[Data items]
■ ■ ■ ■ ■ ■ ■

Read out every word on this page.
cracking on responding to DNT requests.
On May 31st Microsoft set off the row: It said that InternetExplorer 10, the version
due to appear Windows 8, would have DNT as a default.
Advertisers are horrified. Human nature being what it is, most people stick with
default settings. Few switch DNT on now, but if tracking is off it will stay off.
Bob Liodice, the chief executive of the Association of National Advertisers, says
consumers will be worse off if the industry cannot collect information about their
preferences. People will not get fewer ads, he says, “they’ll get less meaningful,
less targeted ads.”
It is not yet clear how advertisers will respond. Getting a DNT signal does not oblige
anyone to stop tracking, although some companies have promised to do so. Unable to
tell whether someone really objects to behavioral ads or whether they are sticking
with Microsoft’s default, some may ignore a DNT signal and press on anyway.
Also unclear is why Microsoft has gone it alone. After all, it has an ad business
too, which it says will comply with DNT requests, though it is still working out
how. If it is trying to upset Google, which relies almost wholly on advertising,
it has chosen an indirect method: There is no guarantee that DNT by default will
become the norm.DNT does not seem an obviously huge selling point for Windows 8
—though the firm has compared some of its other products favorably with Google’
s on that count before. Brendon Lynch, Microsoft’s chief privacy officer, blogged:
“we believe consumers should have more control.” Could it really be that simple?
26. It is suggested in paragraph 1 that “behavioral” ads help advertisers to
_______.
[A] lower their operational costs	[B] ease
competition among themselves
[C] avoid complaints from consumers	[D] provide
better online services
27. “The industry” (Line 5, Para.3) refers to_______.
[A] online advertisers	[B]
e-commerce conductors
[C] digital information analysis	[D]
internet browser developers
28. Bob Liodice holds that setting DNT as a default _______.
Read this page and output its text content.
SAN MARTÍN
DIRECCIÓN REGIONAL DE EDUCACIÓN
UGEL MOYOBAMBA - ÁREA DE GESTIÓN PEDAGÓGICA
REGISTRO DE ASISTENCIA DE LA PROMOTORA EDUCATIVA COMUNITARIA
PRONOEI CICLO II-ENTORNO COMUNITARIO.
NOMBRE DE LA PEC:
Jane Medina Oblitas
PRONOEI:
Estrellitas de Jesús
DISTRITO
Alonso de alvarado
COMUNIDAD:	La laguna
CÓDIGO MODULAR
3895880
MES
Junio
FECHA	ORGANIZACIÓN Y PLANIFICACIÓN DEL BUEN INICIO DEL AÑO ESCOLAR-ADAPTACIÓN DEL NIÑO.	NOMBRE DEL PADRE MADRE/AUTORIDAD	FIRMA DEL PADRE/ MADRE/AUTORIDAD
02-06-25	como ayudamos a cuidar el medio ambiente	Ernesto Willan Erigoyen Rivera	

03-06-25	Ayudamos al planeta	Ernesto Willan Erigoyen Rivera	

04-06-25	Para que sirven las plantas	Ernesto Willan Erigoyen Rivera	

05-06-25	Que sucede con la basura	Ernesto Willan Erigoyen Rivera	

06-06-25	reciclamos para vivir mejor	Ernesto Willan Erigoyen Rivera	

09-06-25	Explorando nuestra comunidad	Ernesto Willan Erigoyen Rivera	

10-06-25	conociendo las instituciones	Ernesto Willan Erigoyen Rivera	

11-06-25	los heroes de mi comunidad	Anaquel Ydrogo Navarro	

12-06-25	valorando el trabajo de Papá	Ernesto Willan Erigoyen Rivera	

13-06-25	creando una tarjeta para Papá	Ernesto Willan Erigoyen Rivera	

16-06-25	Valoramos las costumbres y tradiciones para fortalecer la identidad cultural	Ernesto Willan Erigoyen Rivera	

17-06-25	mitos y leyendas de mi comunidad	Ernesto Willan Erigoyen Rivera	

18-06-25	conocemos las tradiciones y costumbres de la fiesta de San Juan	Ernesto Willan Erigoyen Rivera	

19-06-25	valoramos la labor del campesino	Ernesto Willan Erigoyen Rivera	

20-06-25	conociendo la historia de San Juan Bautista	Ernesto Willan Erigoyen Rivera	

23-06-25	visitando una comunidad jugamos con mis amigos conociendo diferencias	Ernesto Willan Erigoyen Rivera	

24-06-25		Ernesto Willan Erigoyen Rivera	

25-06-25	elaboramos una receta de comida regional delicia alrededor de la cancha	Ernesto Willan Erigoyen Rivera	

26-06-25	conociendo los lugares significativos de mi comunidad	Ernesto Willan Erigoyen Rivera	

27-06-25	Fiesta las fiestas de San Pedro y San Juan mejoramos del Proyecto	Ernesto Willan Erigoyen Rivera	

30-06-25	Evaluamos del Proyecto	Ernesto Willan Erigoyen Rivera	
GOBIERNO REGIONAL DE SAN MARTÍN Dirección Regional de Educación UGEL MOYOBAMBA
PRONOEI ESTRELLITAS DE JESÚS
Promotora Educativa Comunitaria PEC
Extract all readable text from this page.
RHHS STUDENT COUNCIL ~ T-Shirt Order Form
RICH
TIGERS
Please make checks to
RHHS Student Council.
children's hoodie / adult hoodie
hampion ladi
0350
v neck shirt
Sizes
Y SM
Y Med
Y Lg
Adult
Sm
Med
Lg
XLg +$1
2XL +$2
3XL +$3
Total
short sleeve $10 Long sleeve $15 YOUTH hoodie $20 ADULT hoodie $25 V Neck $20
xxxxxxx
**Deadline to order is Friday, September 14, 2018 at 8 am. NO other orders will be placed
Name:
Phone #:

■ ■ ■ ■ ■ ■ ■

### YOUR TASK
Pull out every line of the records that includes the string "behavioral".

### WRITTEN RESPONSE
tell whether someone really objects to behavioral ads or whether they are sticking
26. It is suggested in paragraph 1 that “behavioral” ads help advertisers to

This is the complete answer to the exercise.